-- BEGIN Data in this exercise --

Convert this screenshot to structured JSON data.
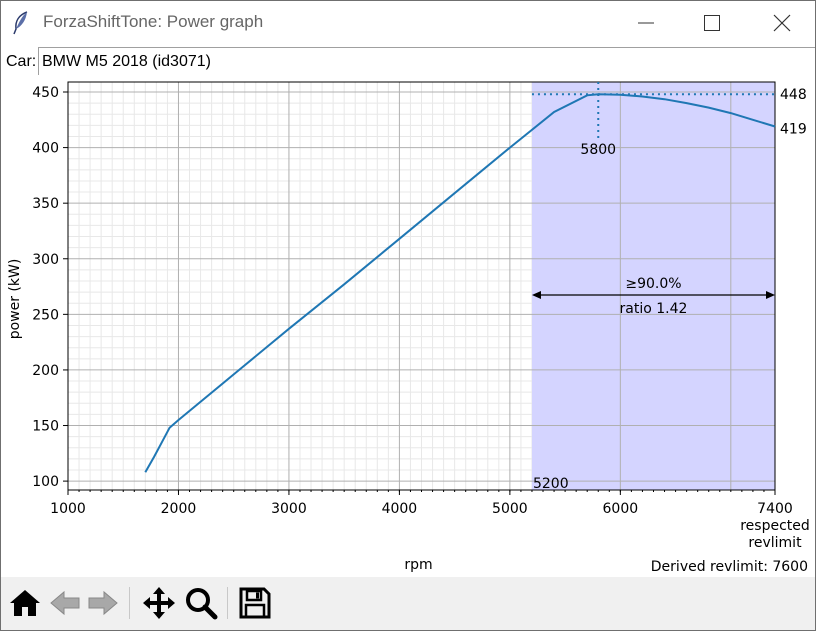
{
  "window": {
    "title": "ForzaShiftTone: Power graph",
    "controls": {
      "minimize_icon": "minimize-icon",
      "maximize_icon": "maximize-icon",
      "close_icon": "close-icon"
    }
  },
  "car": {
    "label": "Car:",
    "value": "BMW M5 2018 (id3071)"
  },
  "derived_revlimit": "Derived revlimit: 7600",
  "colors": {
    "line": "#1f77b4",
    "shade": "#d4d4ff",
    "grid_major": "#b0b0b0",
    "grid_minor": "#e8e8e8"
  },
  "chart_data": {
    "type": "line",
    "xlabel": "rpm",
    "ylabel": "power (kW)",
    "xlim": [
      1000,
      7400
    ],
    "ylim": [
      92,
      459
    ],
    "x_ticks": [
      1000,
      2000,
      3000,
      4000,
      5000,
      6000,
      7400
    ],
    "y_ticks": [
      100,
      150,
      200,
      250,
      300,
      350,
      400,
      450
    ],
    "grid": true,
    "series": [
      {
        "x": [
          1700,
          1780,
          1850,
          1920,
          2000,
          2500,
          3000,
          3500,
          4000,
          4500,
          5000,
          5400,
          5700,
          5800,
          6000,
          6200,
          6400,
          6600,
          6800,
          7000,
          7200,
          7400
        ],
        "y": [
          108,
          122,
          135,
          148,
          155,
          196,
          237,
          277,
          318,
          359,
          400,
          432,
          447,
          448,
          447.5,
          446,
          443.5,
          440,
          436,
          431,
          425,
          419
        ]
      }
    ],
    "shaded_region": {
      "x_start": 5200,
      "x_end": 7400
    },
    "peak": {
      "rpm": 5800,
      "power": 448
    },
    "annotations": {
      "peak_rpm_label": "5800",
      "shade_start_label": "5200",
      "peak_power_label": "448",
      "end_power_label": "419",
      "percent_label": "≥90.0%",
      "ratio_label": "ratio 1.42",
      "end_note_line1": "respected",
      "end_note_line2": "revlimit"
    }
  },
  "toolbar": {
    "buttons": [
      {
        "icon": "home-icon"
      },
      {
        "icon": "back-icon"
      },
      {
        "icon": "forward-icon"
      },
      {
        "icon": "pan-icon"
      },
      {
        "icon": "zoom-icon"
      },
      {
        "icon": "save-icon"
      }
    ]
  }
}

-- END Data in this exercise --

• **Job**
With the pictures omitted, reproduce the records in full and exactly.

• **Solution to this task**
Convert this screenshot to structured JSON data.
{
  "window": {
    "title": "ForzaShiftTone: Power graph",
    "controls": {
      "minimize_icon": "minimize-icon",
      "maximize_icon": "maximize-icon",
      "close_icon": "close-icon"
    }
  },
  "car": {
    "label": "Car:",
    "value": "BMW M5 2018 (id3071)"
  },
  "derived_revlimit": "Derived revlimit: 7600",
  "colors": {
    "line": "#1f77b4",
    "shade": "#d4d4ff",
    "grid_major": "#b0b0b0",
    "grid_minor": "#e8e8e8"
  },
  "chart_data": {
    "type": "line",
    "xlabel": "rpm",
    "ylabel": "power (kW)",
    "xlim": [
      1000,
      7400
    ],
    "ylim": [
      92,
      459
    ],
    "x_ticks": [
      1000,
      2000,
      3000,
      4000,
      5000,
      6000,
      7400
    ],
    "y_ticks": [
      100,
      150,
      200,
      250,
      300,
      350,
      400,
      450
    ],
    "grid": true,
    "series": [
      {
        "x": [
          1700,
          1780,
          1850,
          1920,
          2000,
          2500,
          3000,
          3500,
          4000,
          4500,
          5000,
          5400,
          5700,
          5800,
          6000,
          6200,
          6400,
          6600,
          6800,
          7000,
          7200,
          7400
        ],
        "y": [
          108,
          122,
          135,
          148,
          155,
          196,
          237,
          277,
          318,
          359,
          400,
          432,
          447,
          448,
          447.5,
          446,
          443.5,
          440,
          436,
          431,
          425,
          419
        ]
      }
    ],
    "shaded_region": {
      "x_start": 5200,
      "x_end": 7400
    },
    "peak": {
      "rpm": 5800,
      "power": 448
    },
    "annotations": {
      "peak_rpm_label": "5800",
      "shade_start_label": "5200",
      "peak_power_label": "448",
      "end_power_label": "419",
      "percent_label": "≥90.0%",
      "ratio_label": "ratio 1.42",
      "end_note_line1": "respected",
      "end_note_line2": "revlimit"
    }
  },
  "toolbar": {
    "buttons": [
      {
        "icon": "home-icon"
      },
      {
        "icon": "back-icon"
      },
      {
        "icon": "forward-icon"
      },
      {
        "icon": "pan-icon"
      },
      {
        "icon": "zoom-icon"
      },
      {
        "icon": "save-icon"
      }
    ]
  }
}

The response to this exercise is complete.